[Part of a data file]
* * * * *

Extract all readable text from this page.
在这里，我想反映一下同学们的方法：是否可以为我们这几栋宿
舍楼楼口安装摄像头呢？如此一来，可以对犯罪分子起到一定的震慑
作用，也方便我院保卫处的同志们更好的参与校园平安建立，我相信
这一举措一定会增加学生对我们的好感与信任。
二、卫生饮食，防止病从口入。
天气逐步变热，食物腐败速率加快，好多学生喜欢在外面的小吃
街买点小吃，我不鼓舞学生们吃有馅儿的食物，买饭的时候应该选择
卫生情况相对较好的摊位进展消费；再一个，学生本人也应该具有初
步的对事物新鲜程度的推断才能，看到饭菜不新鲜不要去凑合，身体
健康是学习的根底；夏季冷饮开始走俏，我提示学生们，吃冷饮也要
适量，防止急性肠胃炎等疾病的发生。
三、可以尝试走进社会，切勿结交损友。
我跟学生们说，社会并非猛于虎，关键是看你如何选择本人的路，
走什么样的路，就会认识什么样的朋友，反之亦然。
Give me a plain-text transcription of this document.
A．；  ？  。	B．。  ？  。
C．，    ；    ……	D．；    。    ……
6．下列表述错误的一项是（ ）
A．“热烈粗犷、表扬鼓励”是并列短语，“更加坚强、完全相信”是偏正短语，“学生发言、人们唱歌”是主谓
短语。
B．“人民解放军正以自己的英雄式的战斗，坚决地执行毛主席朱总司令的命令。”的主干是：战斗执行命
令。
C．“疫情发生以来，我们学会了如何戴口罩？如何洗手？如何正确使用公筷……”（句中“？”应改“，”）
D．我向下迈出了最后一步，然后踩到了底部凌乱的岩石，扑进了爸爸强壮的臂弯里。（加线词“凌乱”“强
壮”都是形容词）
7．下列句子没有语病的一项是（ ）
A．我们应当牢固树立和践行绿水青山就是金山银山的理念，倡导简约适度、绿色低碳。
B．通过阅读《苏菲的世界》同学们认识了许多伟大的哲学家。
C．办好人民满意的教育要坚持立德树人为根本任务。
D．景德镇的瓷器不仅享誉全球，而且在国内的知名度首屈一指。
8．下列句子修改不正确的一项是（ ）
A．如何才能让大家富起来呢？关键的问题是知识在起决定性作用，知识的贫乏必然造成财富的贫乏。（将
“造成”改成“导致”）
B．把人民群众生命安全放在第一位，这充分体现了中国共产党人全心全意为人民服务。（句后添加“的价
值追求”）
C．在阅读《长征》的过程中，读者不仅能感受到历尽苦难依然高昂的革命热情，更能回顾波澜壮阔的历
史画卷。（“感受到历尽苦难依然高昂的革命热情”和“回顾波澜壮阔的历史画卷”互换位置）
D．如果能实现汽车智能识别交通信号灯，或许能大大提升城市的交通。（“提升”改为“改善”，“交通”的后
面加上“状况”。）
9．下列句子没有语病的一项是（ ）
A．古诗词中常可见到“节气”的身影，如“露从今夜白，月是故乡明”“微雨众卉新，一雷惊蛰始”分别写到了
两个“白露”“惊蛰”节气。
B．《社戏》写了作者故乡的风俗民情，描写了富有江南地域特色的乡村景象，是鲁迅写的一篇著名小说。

* * * * *

* **REQUEST**
Pick out every line with the string "this" and copy it.

* **CORRECT ANSWER**
Extract all readable text from this page.
Give me a plain-text transcription of this document.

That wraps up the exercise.